What you will do »
Count every line where "请去附件查看" occurs. Give the total alone.

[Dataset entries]
========================================
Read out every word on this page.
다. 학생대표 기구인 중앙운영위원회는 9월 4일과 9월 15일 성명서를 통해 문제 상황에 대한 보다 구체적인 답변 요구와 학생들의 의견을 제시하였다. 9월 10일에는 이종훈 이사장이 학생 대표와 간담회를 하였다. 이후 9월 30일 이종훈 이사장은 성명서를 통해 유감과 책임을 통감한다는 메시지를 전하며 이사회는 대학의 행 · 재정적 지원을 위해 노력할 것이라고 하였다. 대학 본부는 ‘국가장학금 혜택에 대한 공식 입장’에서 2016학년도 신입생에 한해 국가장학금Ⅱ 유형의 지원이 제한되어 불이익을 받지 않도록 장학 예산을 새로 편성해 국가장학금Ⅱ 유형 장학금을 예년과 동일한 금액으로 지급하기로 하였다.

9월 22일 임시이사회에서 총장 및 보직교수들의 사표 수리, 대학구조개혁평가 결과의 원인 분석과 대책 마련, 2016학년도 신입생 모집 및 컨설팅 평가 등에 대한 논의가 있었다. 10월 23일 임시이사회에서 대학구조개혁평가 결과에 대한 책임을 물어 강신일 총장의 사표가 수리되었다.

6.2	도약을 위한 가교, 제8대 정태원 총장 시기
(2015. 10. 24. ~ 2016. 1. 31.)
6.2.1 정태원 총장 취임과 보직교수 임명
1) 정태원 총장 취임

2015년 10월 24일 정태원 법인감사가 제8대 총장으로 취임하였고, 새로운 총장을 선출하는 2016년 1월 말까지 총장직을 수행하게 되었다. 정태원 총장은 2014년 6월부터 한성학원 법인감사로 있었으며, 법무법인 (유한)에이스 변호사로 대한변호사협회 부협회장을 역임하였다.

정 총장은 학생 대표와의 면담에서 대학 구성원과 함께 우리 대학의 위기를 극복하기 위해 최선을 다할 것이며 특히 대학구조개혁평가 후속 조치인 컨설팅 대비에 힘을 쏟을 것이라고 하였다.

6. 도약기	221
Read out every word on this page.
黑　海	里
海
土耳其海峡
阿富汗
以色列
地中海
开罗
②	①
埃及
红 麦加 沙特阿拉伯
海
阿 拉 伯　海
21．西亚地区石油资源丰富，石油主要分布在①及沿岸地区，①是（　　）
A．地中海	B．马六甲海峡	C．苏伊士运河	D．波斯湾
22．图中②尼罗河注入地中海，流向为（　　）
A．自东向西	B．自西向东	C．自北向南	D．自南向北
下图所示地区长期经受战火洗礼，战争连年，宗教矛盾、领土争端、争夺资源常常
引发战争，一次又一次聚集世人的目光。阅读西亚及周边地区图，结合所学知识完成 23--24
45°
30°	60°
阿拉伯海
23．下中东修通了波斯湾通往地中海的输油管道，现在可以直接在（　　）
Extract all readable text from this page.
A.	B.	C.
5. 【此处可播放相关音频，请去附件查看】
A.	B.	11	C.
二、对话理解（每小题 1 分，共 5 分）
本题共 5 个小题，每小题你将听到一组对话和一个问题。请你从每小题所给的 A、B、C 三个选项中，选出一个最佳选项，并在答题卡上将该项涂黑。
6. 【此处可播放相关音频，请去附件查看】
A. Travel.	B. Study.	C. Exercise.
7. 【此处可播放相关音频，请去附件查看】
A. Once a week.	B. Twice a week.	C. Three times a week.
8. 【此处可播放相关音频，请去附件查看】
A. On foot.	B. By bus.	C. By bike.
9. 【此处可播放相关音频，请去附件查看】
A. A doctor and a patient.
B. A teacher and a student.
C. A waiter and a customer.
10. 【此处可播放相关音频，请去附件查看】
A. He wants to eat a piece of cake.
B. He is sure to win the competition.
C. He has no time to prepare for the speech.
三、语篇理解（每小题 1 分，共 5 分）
========================================
The reply »
6